## SUPPLIED MATERIAL
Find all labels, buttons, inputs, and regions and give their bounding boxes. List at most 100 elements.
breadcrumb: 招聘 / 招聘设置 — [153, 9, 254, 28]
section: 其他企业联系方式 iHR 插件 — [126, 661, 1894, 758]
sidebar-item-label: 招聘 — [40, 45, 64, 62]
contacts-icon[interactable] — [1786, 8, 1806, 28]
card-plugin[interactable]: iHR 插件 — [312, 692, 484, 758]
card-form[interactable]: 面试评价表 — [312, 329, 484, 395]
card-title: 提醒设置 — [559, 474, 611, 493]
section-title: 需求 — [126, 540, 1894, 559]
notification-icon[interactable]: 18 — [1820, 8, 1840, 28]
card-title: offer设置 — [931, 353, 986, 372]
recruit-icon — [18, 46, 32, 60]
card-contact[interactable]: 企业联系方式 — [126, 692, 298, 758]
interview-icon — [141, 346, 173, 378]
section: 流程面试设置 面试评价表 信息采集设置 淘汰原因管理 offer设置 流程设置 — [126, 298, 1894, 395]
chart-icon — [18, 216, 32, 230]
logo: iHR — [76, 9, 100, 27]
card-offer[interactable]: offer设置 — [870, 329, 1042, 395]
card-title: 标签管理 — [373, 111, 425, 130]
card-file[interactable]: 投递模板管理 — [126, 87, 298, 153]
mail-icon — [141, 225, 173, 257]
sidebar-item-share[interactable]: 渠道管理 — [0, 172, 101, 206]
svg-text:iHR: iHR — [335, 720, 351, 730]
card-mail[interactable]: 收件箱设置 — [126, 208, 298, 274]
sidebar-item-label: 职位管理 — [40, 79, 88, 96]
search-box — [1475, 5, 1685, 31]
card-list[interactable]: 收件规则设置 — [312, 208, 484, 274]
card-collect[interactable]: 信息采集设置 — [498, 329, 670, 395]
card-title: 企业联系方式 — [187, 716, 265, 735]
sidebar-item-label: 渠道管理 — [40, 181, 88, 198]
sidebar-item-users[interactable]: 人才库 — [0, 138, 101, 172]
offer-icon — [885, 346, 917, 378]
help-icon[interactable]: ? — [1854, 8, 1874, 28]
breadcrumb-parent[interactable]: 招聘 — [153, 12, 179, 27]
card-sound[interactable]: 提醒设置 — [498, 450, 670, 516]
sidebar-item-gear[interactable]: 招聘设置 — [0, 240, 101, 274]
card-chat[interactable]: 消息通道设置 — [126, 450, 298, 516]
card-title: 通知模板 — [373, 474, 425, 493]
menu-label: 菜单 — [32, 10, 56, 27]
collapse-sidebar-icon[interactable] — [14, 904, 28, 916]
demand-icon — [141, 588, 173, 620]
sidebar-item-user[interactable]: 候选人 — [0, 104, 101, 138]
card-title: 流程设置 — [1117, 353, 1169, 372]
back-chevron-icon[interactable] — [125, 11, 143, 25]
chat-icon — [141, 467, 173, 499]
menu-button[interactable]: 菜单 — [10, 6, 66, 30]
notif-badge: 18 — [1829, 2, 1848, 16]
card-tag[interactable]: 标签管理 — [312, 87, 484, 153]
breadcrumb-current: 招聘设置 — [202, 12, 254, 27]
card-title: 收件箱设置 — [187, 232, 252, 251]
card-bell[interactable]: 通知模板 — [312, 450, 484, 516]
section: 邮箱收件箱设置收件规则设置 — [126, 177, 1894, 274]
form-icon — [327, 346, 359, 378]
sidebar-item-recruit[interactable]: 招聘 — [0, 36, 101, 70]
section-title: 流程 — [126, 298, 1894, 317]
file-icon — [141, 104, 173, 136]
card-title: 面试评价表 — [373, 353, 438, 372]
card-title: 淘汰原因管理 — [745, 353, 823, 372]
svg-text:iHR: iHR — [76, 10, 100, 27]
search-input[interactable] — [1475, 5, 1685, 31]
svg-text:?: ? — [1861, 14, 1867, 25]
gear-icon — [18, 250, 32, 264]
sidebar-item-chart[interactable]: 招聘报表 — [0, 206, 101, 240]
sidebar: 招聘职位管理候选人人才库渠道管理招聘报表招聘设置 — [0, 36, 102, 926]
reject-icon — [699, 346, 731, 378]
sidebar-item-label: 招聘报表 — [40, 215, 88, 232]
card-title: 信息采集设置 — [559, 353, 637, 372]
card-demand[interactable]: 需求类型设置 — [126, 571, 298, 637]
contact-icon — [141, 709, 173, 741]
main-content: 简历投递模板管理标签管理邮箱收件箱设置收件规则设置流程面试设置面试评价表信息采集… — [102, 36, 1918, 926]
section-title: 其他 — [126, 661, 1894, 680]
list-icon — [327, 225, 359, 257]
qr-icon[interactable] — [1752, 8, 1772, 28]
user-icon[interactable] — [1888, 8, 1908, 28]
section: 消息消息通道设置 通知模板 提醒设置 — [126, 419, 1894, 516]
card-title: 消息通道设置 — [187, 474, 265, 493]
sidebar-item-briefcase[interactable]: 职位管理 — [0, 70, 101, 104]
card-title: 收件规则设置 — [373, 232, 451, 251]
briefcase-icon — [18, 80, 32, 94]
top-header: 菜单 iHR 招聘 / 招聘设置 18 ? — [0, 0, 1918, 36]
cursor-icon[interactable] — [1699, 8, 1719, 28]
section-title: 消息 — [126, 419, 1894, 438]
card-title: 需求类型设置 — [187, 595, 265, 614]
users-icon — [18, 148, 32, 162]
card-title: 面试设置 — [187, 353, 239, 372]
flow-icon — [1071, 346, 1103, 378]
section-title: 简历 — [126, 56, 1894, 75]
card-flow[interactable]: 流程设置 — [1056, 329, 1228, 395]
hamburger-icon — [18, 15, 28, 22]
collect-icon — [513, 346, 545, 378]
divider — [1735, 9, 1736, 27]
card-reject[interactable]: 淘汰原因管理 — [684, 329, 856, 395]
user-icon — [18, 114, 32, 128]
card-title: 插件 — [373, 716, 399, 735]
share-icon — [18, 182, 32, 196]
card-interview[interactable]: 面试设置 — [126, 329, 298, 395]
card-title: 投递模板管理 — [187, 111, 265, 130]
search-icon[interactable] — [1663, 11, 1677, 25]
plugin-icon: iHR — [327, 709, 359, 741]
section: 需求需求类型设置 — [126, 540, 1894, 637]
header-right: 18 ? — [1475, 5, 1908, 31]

## AIM OF THE EXERCISE
Please extract all of the lines above verbatim, keeping them in the same order.

## EXERCISE RESPONSE
Find all labels, buttons, inputs, and regions and give their bounding boxes. List at most 100 elements.
breadcrumb: 招聘 / 招聘设置 — [153, 9, 254, 28]
section: 其他企业联系方式 iHR 插件 — [126, 661, 1894, 758]
sidebar-item-label: 招聘 — [40, 45, 64, 62]
contacts-icon[interactable] — [1786, 8, 1806, 28]
card-plugin[interactable]: iHR 插件 — [312, 692, 484, 758]
card-form[interactable]: 面试评价表 — [312, 329, 484, 395]
card-title: 提醒设置 — [559, 474, 611, 493]
section-title: 需求 — [126, 540, 1894, 559]
notification-icon[interactable]: 18 — [1820, 8, 1840, 28]
card-title: offer设置 — [931, 353, 986, 372]
recruit-icon — [18, 46, 32, 60]
card-contact[interactable]: 企业联系方式 — [126, 692, 298, 758]
interview-icon — [141, 346, 173, 378]
section: 流程面试设置 面试评价表 信息采集设置 淘汰原因管理 offer设置 流程设置 — [126, 298, 1894, 395]
chart-icon — [18, 216, 32, 230]
logo: iHR — [76, 9, 100, 27]
card-offer[interactable]: offer设置 — [870, 329, 1042, 395]
card-title: 标签管理 — [373, 111, 425, 130]
card-file[interactable]: 投递模板管理 — [126, 87, 298, 153]
mail-icon — [141, 225, 173, 257]
sidebar-item-share[interactable]: 渠道管理 — [0, 172, 101, 206]
svg-text:iHR: iHR — [335, 720, 351, 730]
card-mail[interactable]: 收件箱设置 — [126, 208, 298, 274]
sidebar-item-label: 职位管理 — [40, 79, 88, 96]
search-box — [1475, 5, 1685, 31]
card-list[interactable]: 收件规则设置 — [312, 208, 484, 274]
card-collect[interactable]: 信息采集设置 — [498, 329, 670, 395]
card-title: 企业联系方式 — [187, 716, 265, 735]
sidebar-item-label: 渠道管理 — [40, 181, 88, 198]
sidebar-item-users[interactable]: 人才库 — [0, 138, 101, 172]
offer-icon — [885, 346, 917, 378]
help-icon[interactable]: ? — [1854, 8, 1874, 28]
breadcrumb-parent[interactable]: 招聘 — [153, 12, 179, 27]
card-sound[interactable]: 提醒设置 — [498, 450, 670, 516]
sidebar-item-gear[interactable]: 招聘设置 — [0, 240, 101, 274]
card-chat[interactable]: 消息通道设置 — [126, 450, 298, 516]
card-title: 通知模板 — [373, 474, 425, 493]
menu-label: 菜单 — [32, 10, 56, 27]
collapse-sidebar-icon[interactable] — [14, 904, 28, 916]
demand-icon — [141, 588, 173, 620]
sidebar-item-user[interactable]: 候选人 — [0, 104, 101, 138]
card-title: 流程设置 — [1117, 353, 1169, 372]
back-chevron-icon[interactable] — [125, 11, 143, 25]
chat-icon — [141, 467, 173, 499]
menu-button[interactable]: 菜单 — [10, 6, 66, 30]
notif-badge: 18 — [1829, 2, 1848, 16]
card-tag[interactable]: 标签管理 — [312, 87, 484, 153]
breadcrumb-current: 招聘设置 — [202, 12, 254, 27]
card-title: 收件箱设置 — [187, 232, 252, 251]
card-bell[interactable]: 通知模板 — [312, 450, 484, 516]
section: 邮箱收件箱设置收件规则设置 — [126, 177, 1894, 274]
form-icon — [327, 346, 359, 378]
sidebar-item-recruit[interactable]: 招聘 — [0, 36, 101, 70]
section-title: 流程 — [126, 298, 1894, 317]
file-icon — [141, 104, 173, 136]
card-title: 面试评价表 — [373, 353, 438, 372]
card-title: 淘汰原因管理 — [745, 353, 823, 372]
svg-text:iHR: iHR — [76, 10, 100, 27]
search-input[interactable] — [1475, 5, 1685, 31]
svg-text:?: ? — [1861, 14, 1867, 25]
gear-icon — [18, 250, 32, 264]
sidebar-item-chart[interactable]: 招聘报表 — [0, 206, 101, 240]
sidebar: 招聘职位管理候选人人才库渠道管理招聘报表招聘设置 — [0, 36, 102, 926]
reject-icon — [699, 346, 731, 378]
sidebar-item-label: 招聘报表 — [40, 215, 88, 232]
card-title: 信息采集设置 — [559, 353, 637, 372]
card-demand[interactable]: 需求类型设置 — [126, 571, 298, 637]
contact-icon — [141, 709, 173, 741]
main-content: 简历投递模板管理标签管理邮箱收件箱设置收件规则设置流程面试设置面试评价表信息采集… — [102, 36, 1918, 926]
section-title: 其他 — [126, 661, 1894, 680]
list-icon — [327, 225, 359, 257]
qr-icon[interactable] — [1752, 8, 1772, 28]
user-icon[interactable] — [1888, 8, 1908, 28]
section: 消息消息通道设置 通知模板 提醒设置 — [126, 419, 1894, 516]
card-title: 消息通道设置 — [187, 474, 265, 493]
sidebar-item-briefcase[interactable]: 职位管理 — [0, 70, 101, 104]
card-title: 收件规则设置 — [373, 232, 451, 251]
briefcase-icon — [18, 80, 32, 94]
top-header: 菜单 iHR 招聘 / 招聘设置 18 ? — [0, 0, 1918, 36]
cursor-icon[interactable] — [1699, 8, 1719, 28]
section-title: 消息 — [126, 419, 1894, 438]
card-title: 需求类型设置 — [187, 595, 265, 614]
users-icon — [18, 148, 32, 162]
card-title: 面试设置 — [187, 353, 239, 372]
flow-icon — [1071, 346, 1103, 378]
section-title: 简历 — [126, 56, 1894, 75]
card-flow[interactable]: 流程设置 — [1056, 329, 1228, 395]
hamburger-icon — [18, 15, 28, 22]
collect-icon — [513, 346, 545, 378]
divider — [1735, 9, 1736, 27]
card-reject[interactable]: 淘汰原因管理 — [684, 329, 856, 395]
user-icon — [18, 114, 32, 128]
card-title: 插件 — [373, 716, 399, 735]
share-icon — [18, 182, 32, 196]
card-interview[interactable]: 面试设置 — [126, 329, 298, 395]
card-title: 投递模板管理 — [187, 111, 265, 130]
search-icon[interactable] — [1663, 11, 1677, 25]
plugin-icon: iHR — [327, 709, 359, 741]
section: 需求需求类型设置 — [126, 540, 1894, 637]
header-right: 18 ? — [1475, 5, 1908, 31]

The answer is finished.